● Set task
Identify each line containing the word "Leads" and copy it.

[Data excerpts]
───

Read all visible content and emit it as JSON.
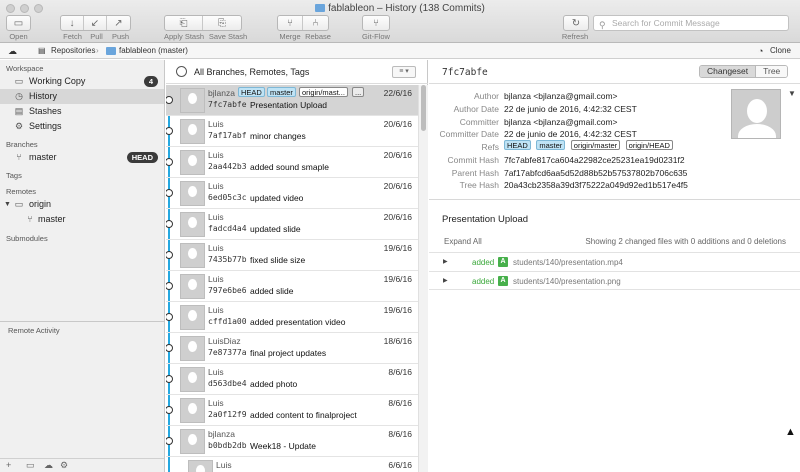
{
  "window": {
    "title": "fablableon – History (138 Commits)"
  },
  "toolbar": {
    "open": "Open",
    "fetch": "Fetch",
    "pull": "Pull",
    "push": "Push",
    "apply_stash": "Apply Stash",
    "save_stash": "Save Stash",
    "merge": "Merge",
    "rebase": "Rebase",
    "gitflow": "Git-Flow",
    "refresh": "Refresh",
    "search_placeholder": "Search for Commit Message"
  },
  "pathbar": {
    "repositories": "Repositories",
    "repo": "fablableon (master)",
    "clone": "Clone"
  },
  "sidebar": {
    "workspace": "Workspace",
    "working_copy": "Working Copy",
    "working_copy_count": "4",
    "history": "History",
    "stashes": "Stashes",
    "settings": "Settings",
    "branches": "Branches",
    "master": "master",
    "head_badge": "HEAD",
    "tags": "Tags",
    "remotes": "Remotes",
    "origin": "origin",
    "origin_master": "master",
    "submodules": "Submodules",
    "remote_activity": "Remote Activity"
  },
  "list": {
    "header": "All Branches, Remotes, Tags",
    "commits": [
      {
        "author": "bjlanza",
        "hash": "7fc7abfe",
        "message": "Presentation Upload",
        "date": "22/6/16",
        "refs": [
          "HEAD",
          "master",
          "origin/mast..."
        ],
        "more": "..."
      },
      {
        "author": "Luis",
        "hash": "7af17abf",
        "message": "minor changes",
        "date": "20/6/16"
      },
      {
        "author": "Luis",
        "hash": "2aa442b3",
        "message": "added sound smaple",
        "date": "20/6/16"
      },
      {
        "author": "Luis",
        "hash": "6ed05c3c",
        "message": "updated video",
        "date": "20/6/16"
      },
      {
        "author": "Luis",
        "hash": "fadcd4a4",
        "message": "updated slide",
        "date": "20/6/16"
      },
      {
        "author": "Luis",
        "hash": "7435b77b",
        "message": "fixed slide size",
        "date": "19/6/16"
      },
      {
        "author": "Luis",
        "hash": "797e6be6",
        "message": "added slide",
        "date": "19/6/16"
      },
      {
        "author": "Luis",
        "hash": "cffd1a00",
        "message": "added presentation video",
        "date": "19/6/16"
      },
      {
        "author": "LuisDiaz",
        "hash": "7e87377a",
        "message": "final project updates",
        "date": "18/6/16"
      },
      {
        "author": "Luis",
        "hash": "d563dbe4",
        "message": "added photo",
        "date": "8/6/16"
      },
      {
        "author": "Luis",
        "hash": "2a0f12f9",
        "message": "added content to finalproject",
        "date": "8/6/16"
      },
      {
        "author": "bjlanza",
        "hash": "b0bdb2db",
        "message": "Week18 - Update",
        "date": "8/6/16"
      },
      {
        "author": "Luis",
        "hash": "",
        "message": "",
        "date": "6/6/16"
      }
    ]
  },
  "detail": {
    "hash": "7fc7abfe",
    "tab_changeset": "Changeset",
    "tab_tree": "Tree",
    "labels": {
      "author": "Author",
      "author_date": "Author Date",
      "committer": "Committer",
      "committer_date": "Committer Date",
      "refs": "Refs",
      "commit_hash": "Commit Hash",
      "parent_hash": "Parent Hash",
      "tree_hash": "Tree Hash"
    },
    "author": "bjlanza <bjlanza@gmail.com>",
    "author_date": "22 de junio de 2016, 4:42:32 CEST",
    "committer": "bjlanza <bjlanza@gmail.com>",
    "committer_date": "22 de junio de 2016, 4:42:32 CEST",
    "refs": [
      "HEAD",
      "master",
      "origin/master",
      "origin/HEAD"
    ],
    "commit_hash": "7fc7abfe817ca604a22982ce25231ea19d0231f2",
    "parent_hash": "7af17abfcd6aa5d52d88b52b57537802b706c635",
    "tree_hash": "20a43cb2358a39d3f75222a049d92ed1b517e4f5",
    "title": "Presentation Upload",
    "expand_all": "Expand All",
    "summary": "Showing 2 changed files with 0 additions and 0 deletions",
    "files": [
      {
        "status": "added",
        "badge": "A",
        "path": "students/140/presentation.mp4"
      },
      {
        "status": "added",
        "badge": "A",
        "path": "students/140/presentation.png"
      }
    ]
  },
  "colors": {
    "graph_line": "#25a8e0",
    "added_green": "#47b04b",
    "ref_blue": "#bfe3f5"
  }
}
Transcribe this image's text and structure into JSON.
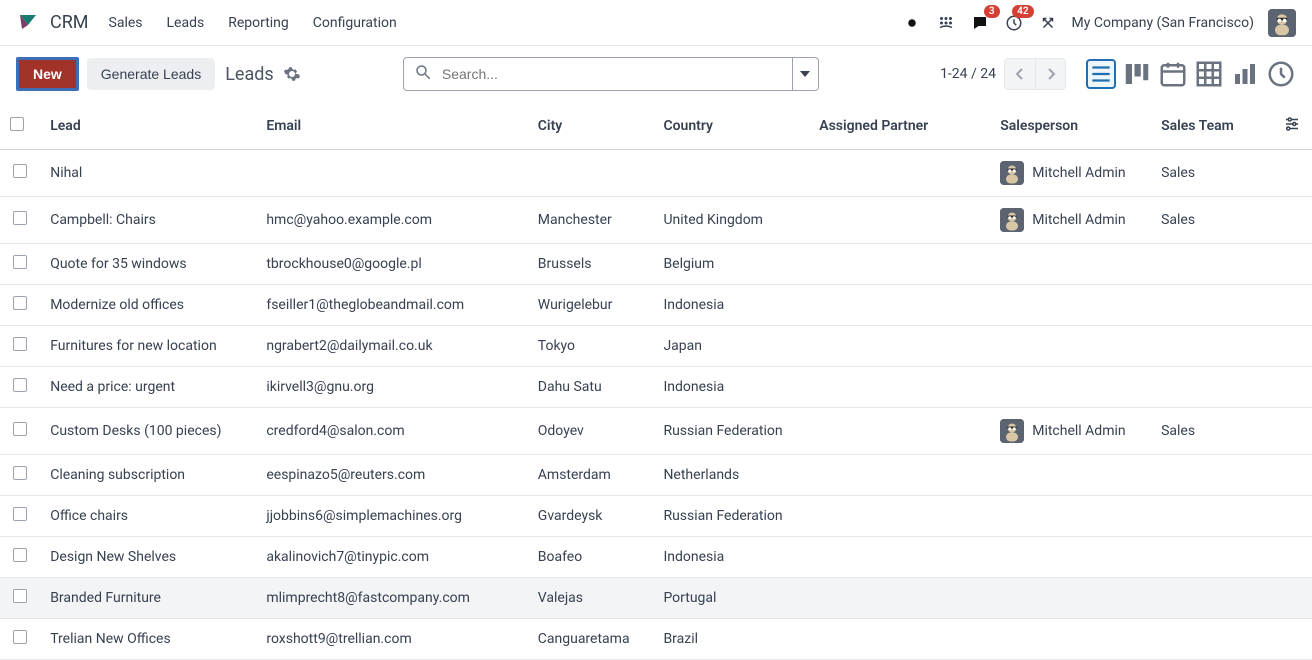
{
  "app": {
    "name": "CRM"
  },
  "menu": {
    "items": [
      "Sales",
      "Leads",
      "Reporting",
      "Configuration"
    ]
  },
  "topbar": {
    "company": "My Company (San Francisco)",
    "messages_badge": "3",
    "activities_badge": "42"
  },
  "controls": {
    "new_label": "New",
    "generate_label": "Generate Leads",
    "breadcrumb": "Leads",
    "search_placeholder": "Search...",
    "pager": "1-24 / 24"
  },
  "columns": {
    "lead": "Lead",
    "email": "Email",
    "city": "City",
    "country": "Country",
    "partner": "Assigned Partner",
    "salesperson": "Salesperson",
    "team": "Sales Team"
  },
  "rows": [
    {
      "lead": "Nihal",
      "email": "",
      "city": "",
      "country": "",
      "partner": "",
      "salesperson": "Mitchell Admin",
      "team": "Sales"
    },
    {
      "lead": "Campbell: Chairs",
      "email": "hmc@yahoo.example.com",
      "city": "Manchester",
      "country": "United Kingdom",
      "partner": "",
      "salesperson": "Mitchell Admin",
      "team": "Sales"
    },
    {
      "lead": "Quote for 35 windows",
      "email": "tbrockhouse0@google.pl",
      "city": "Brussels",
      "country": "Belgium",
      "partner": "",
      "salesperson": "",
      "team": ""
    },
    {
      "lead": "Modernize old offices",
      "email": "fseiller1@theglobeandmail.com",
      "city": "Wurigelebur",
      "country": "Indonesia",
      "partner": "",
      "salesperson": "",
      "team": ""
    },
    {
      "lead": "Furnitures for new location",
      "email": "ngrabert2@dailymail.co.uk",
      "city": "Tokyo",
      "country": "Japan",
      "partner": "",
      "salesperson": "",
      "team": ""
    },
    {
      "lead": "Need a price: urgent",
      "email": "ikirvell3@gnu.org",
      "city": "Dahu Satu",
      "country": "Indonesia",
      "partner": "",
      "salesperson": "",
      "team": ""
    },
    {
      "lead": "Custom Desks (100 pieces)",
      "email": "credford4@salon.com",
      "city": "Odoyev",
      "country": "Russian Federation",
      "partner": "",
      "salesperson": "Mitchell Admin",
      "team": "Sales"
    },
    {
      "lead": "Cleaning subscription",
      "email": "eespinazo5@reuters.com",
      "city": "Amsterdam",
      "country": "Netherlands",
      "partner": "",
      "salesperson": "",
      "team": ""
    },
    {
      "lead": "Office chairs",
      "email": "jjobbins6@simplemachines.org",
      "city": "Gvardeysk",
      "country": "Russian Federation",
      "partner": "",
      "salesperson": "",
      "team": ""
    },
    {
      "lead": "Design New Shelves",
      "email": "akalinovich7@tinypic.com",
      "city": "Boafeo",
      "country": "Indonesia",
      "partner": "",
      "salesperson": "",
      "team": ""
    },
    {
      "lead": "Branded Furniture",
      "email": "mlimprecht8@fastcompany.com",
      "city": "Valejas",
      "country": "Portugal",
      "partner": "",
      "salesperson": "",
      "team": ""
    },
    {
      "lead": "Trelian New Offices",
      "email": "roxshott9@trellian.com",
      "city": "Canguaretama",
      "country": "Brazil",
      "partner": "",
      "salesperson": "",
      "team": ""
    }
  ]
}
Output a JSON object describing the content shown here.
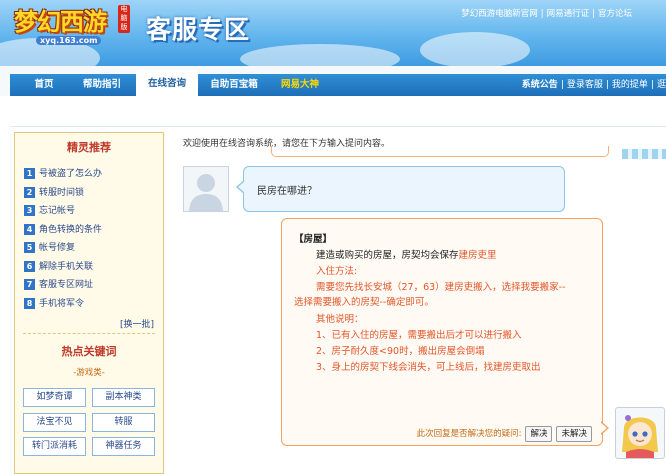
{
  "header": {
    "logo_text": "梦幻西游",
    "logo_badge": "电脑版",
    "logo_url": "xyq.163.com",
    "site_title": "客服专区",
    "top_links": [
      "梦幻西游电脑新官网",
      "网易通行证",
      "官方论坛"
    ]
  },
  "nav": {
    "items": [
      "首页",
      "帮助指引",
      "在线咨询",
      "自助百宝箱",
      "网易大神"
    ],
    "active": "在线咨询",
    "right": {
      "notice": "系统公告",
      "links": [
        "登录客服",
        "我的提单",
        "逛"
      ]
    }
  },
  "sidebar": {
    "title": "精灵推荐",
    "items": [
      {
        "num": "1",
        "label": "号被盗了怎么办"
      },
      {
        "num": "2",
        "label": "转服时间锁"
      },
      {
        "num": "3",
        "label": "忘记帐号"
      },
      {
        "num": "4",
        "label": "角色转换的条件"
      },
      {
        "num": "5",
        "label": "帐号修复"
      },
      {
        "num": "6",
        "label": "解除手机关联"
      },
      {
        "num": "7",
        "label": "客服专区网址"
      },
      {
        "num": "8",
        "label": "手机将军令"
      }
    ],
    "swap_label": "[换一批]",
    "hot_title": "热点关键词",
    "category": "-游戏类-",
    "keywords": [
      "如梦奇谭",
      "副本神类",
      "法宝不见",
      "转服",
      "转门派消耗",
      "神器任务"
    ]
  },
  "chat": {
    "welcome": "欢迎使用在线咨询系统，请您在下方输入提问内容。",
    "user_question": "民房在哪进？",
    "reply": {
      "title": "【房屋】",
      "l1a": "建造或购买的房屋，房契均会保存",
      "l1b": "建房吏里",
      "l2": "入住方法:",
      "l3": "需要您先找长安城（27，63）建房吏搬入，选择我要搬家--",
      "l4": "选择需要搬入的房契--确定即可。",
      "l5": "其他说明：",
      "l6": "1、已有入住的房屋，需要搬出后才可以进行搬入",
      "l7": "2、房子耐久度<90时，搬出房屋会倒塌",
      "l8": "3、身上的房契下线会消失，可上线后，找建房吏取出"
    },
    "feedback_prompt": "此次回复是否解决您的疑问:",
    "solved_label": "解决",
    "unsolved_label": "未解决"
  },
  "colors": {
    "accent": "#1d6fb8",
    "reply_border": "#f0a35e",
    "reply_red": "#e2572b",
    "title_red": "#c0392b"
  }
}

───

● Solution to the exercise
      "Leads",
    "generate_label": "Generate Leads",
    "breadcrumb": "Leads",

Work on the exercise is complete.